PROMPT: Check each line of the listing for the word "JSON" and give only the number of lines that have it.

[START]

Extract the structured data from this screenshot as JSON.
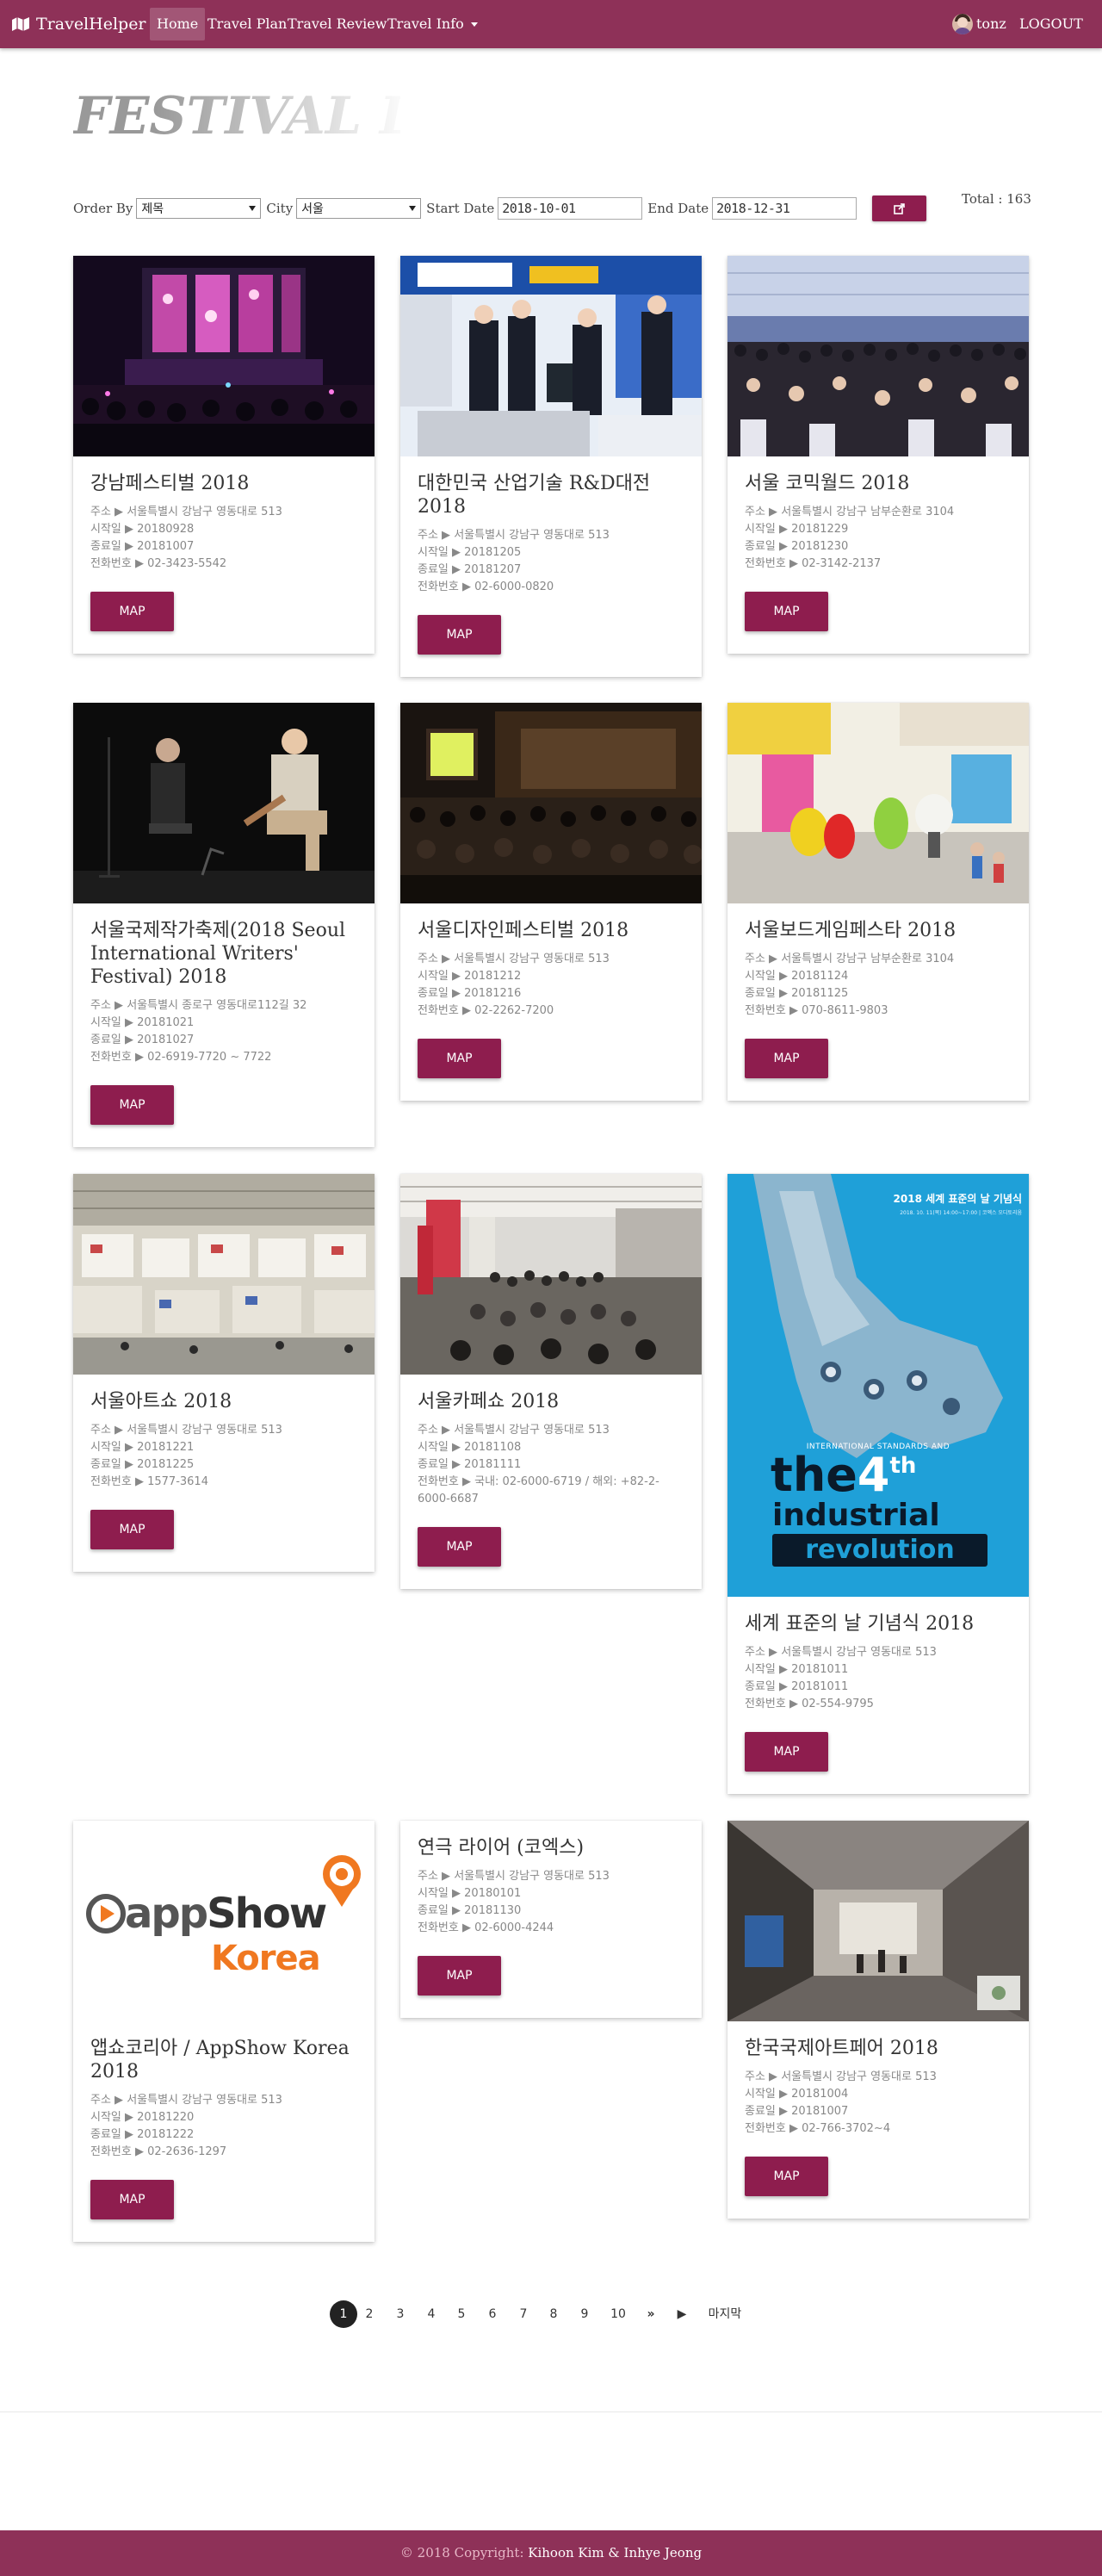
{
  "navbar": {
    "brand": "TravelHelper",
    "items": [
      {
        "label": "Home",
        "active": true
      },
      {
        "label": "Travel Plan",
        "active": false
      },
      {
        "label": "Travel Review",
        "active": false
      },
      {
        "label": "Travel Info",
        "active": false,
        "dropdown": true
      }
    ],
    "username": "tonz",
    "logout": "LOGOUT"
  },
  "header": {
    "title": "FESTIVAL LIST"
  },
  "filters": {
    "order_label": "Order By",
    "order_value": "제목",
    "city_label": "City",
    "city_value": "서울",
    "start_label": "Start Date",
    "start_value": "2018-10-01",
    "end_label": "End Date",
    "end_value": "2018-12-31",
    "search_icon": "external-link-icon"
  },
  "total": "Total : 163",
  "labels": {
    "address": "주소 ▶ ",
    "start": "시작일 ▶ ",
    "end": "종료일 ▶ ",
    "phone": "전화번호 ▶ ",
    "map": "MAP"
  },
  "festivals": [
    {
      "title": "강남페스티벌 2018",
      "address": "서울특별시 강남구 영동대로 513",
      "start": "20180928",
      "end": "20181007",
      "phone": "02-3423-5542",
      "image": "concert-stage-photo"
    },
    {
      "title": "대한민국 산업기술 R&D대전 2018",
      "address": "서울특별시 강남구 영동대로 513",
      "start": "20181205",
      "end": "20181207",
      "phone": "02-6000-0820",
      "image": "exhibition-booth-photo"
    },
    {
      "title": "서울 코믹월드 2018",
      "address": "서울특별시 강남구 남부순환로 3104",
      "start": "20181229",
      "end": "20181230",
      "phone": "02-3142-2137",
      "image": "crowd-hall-photo"
    },
    {
      "title": "서울국제작가축제(2018 Seoul International Writers' Festival) 2018",
      "address": "서울특별시 종로구 영동대로112길 32",
      "start": "20181021",
      "end": "20181027",
      "phone": "02-6919-7720 ~ 7722",
      "image": "writers-stage-photo"
    },
    {
      "title": "서울디자인페스티벌 2018",
      "address": "서울특별시 강남구 영동대로 513",
      "start": "20181212",
      "end": "20181216",
      "phone": "02-2262-7200",
      "image": "auditorium-photo"
    },
    {
      "title": "서울보드게임페스타 2018",
      "address": "서울특별시 강남구 남부순환로 3104",
      "start": "20181124",
      "end": "20181125",
      "phone": "070-8611-9803",
      "image": "mascots-photo"
    },
    {
      "title": "서울아트쇼 2018",
      "address": "서울특별시 강남구 영동대로 513",
      "start": "20181221",
      "end": "20181225",
      "phone": "1577-3614",
      "image": "art-fair-hall-photo"
    },
    {
      "title": "서울카페쇼 2018",
      "address": "서울특별시 강남구 영동대로 513",
      "start": "20181108",
      "end": "20181111",
      "phone": "국내: 02-6000-6719 / 해외: +82-2-6000-6687",
      "image": "cafe-show-photo"
    },
    {
      "title": "세계 표준의 날 기념식 2018",
      "address": "서울특별시 강남구 영동대로 513",
      "start": "20181011",
      "end": "20181011",
      "phone": "02-554-9795",
      "image": "standards-day-poster",
      "poster": {
        "heading": "2018 세계 표준의 날 기념식",
        "subline": "2018. 10. 11(목) 14:00~17:00 | 코엑스 오디토리움",
        "tagline": "INTERNATIONAL STANDARDS AND",
        "line1": "the",
        "line1b": "4",
        "line1c": "th",
        "line2": "industrial",
        "line3": "revolution"
      }
    },
    {
      "title": "앱쇼코리아 / AppShow Korea 2018",
      "address": "서울특별시 강남구 영동대로 513",
      "start": "20181220",
      "end": "20181222",
      "phone": "02-2636-1297",
      "image": "appshow-logo",
      "logo": {
        "word1": "app",
        "word2": "Show",
        "word3": "Korea"
      }
    },
    {
      "title": "연극 라이어 (코엑스)",
      "address": "서울특별시 강남구 영동대로 513",
      "start": "20180101",
      "end": "20181130",
      "phone": "02-6000-4244",
      "image": ""
    },
    {
      "title": "한국국제아트페어 2018",
      "address": "서울특별시 강남구 영동대로 513",
      "start": "20181004",
      "end": "20181007",
      "phone": "02-766-3702~4",
      "image": "mall-corridor-photo"
    }
  ],
  "pagination": {
    "pages": [
      "1",
      "2",
      "3",
      "4",
      "5",
      "6",
      "7",
      "8",
      "9",
      "10"
    ],
    "current": "1",
    "next_group": "»",
    "next": "▶",
    "last": "마지막"
  },
  "footer": {
    "copyright": "© 2018 Copyright: ",
    "names": "Kihoon Kim & Inhye Jeong"
  },
  "colors": {
    "primary": "#8e3158",
    "button": "#8e1d4e",
    "footer_text": "#e8b8c8"
  }
}
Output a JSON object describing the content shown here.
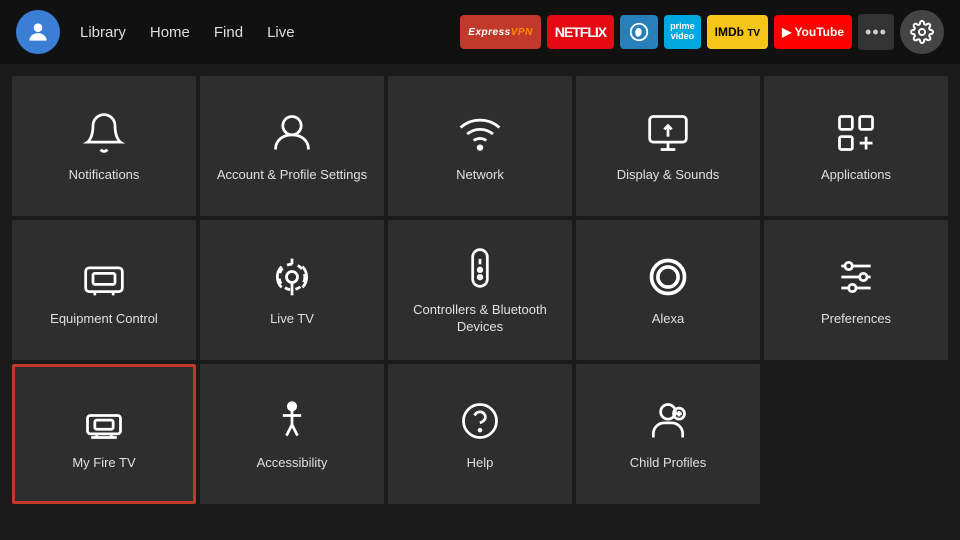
{
  "nav": {
    "links": [
      "Library",
      "Home",
      "Find",
      "Live"
    ],
    "apps": [
      {
        "label": "ExpressVPN",
        "class": "expressvpn"
      },
      {
        "label": "NETFLIX",
        "class": "netflix"
      },
      {
        "label": "Discovery+",
        "class": "discovery"
      },
      {
        "label": "prime video",
        "class": "primevideo"
      },
      {
        "label": "IMDb TV",
        "class": "imdb"
      },
      {
        "label": "▶ YouTube",
        "class": "youtube"
      }
    ],
    "more_label": "•••",
    "settings_icon": "gear"
  },
  "grid": {
    "items": [
      {
        "id": "notifications",
        "label": "Notifications",
        "icon": "bell",
        "selected": false
      },
      {
        "id": "account",
        "label": "Account & Profile Settings",
        "icon": "person",
        "selected": false
      },
      {
        "id": "network",
        "label": "Network",
        "icon": "wifi",
        "selected": false
      },
      {
        "id": "display",
        "label": "Display & Sounds",
        "icon": "display",
        "selected": false
      },
      {
        "id": "applications",
        "label": "Applications",
        "icon": "apps",
        "selected": false
      },
      {
        "id": "equipment",
        "label": "Equipment Control",
        "icon": "tv",
        "selected": false
      },
      {
        "id": "livetv",
        "label": "Live TV",
        "icon": "antenna",
        "selected": false
      },
      {
        "id": "controllers",
        "label": "Controllers & Bluetooth Devices",
        "icon": "remote",
        "selected": false
      },
      {
        "id": "alexa",
        "label": "Alexa",
        "icon": "alexa",
        "selected": false
      },
      {
        "id": "preferences",
        "label": "Preferences",
        "icon": "sliders",
        "selected": false
      },
      {
        "id": "myfiretv",
        "label": "My Fire TV",
        "icon": "firetv",
        "selected": true
      },
      {
        "id": "accessibility",
        "label": "Accessibility",
        "icon": "accessibility",
        "selected": false
      },
      {
        "id": "help",
        "label": "Help",
        "icon": "help",
        "selected": false
      },
      {
        "id": "childprofiles",
        "label": "Child Profiles",
        "icon": "childprofiles",
        "selected": false
      }
    ]
  }
}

[END]

RESPONSE TO THE TASK: 2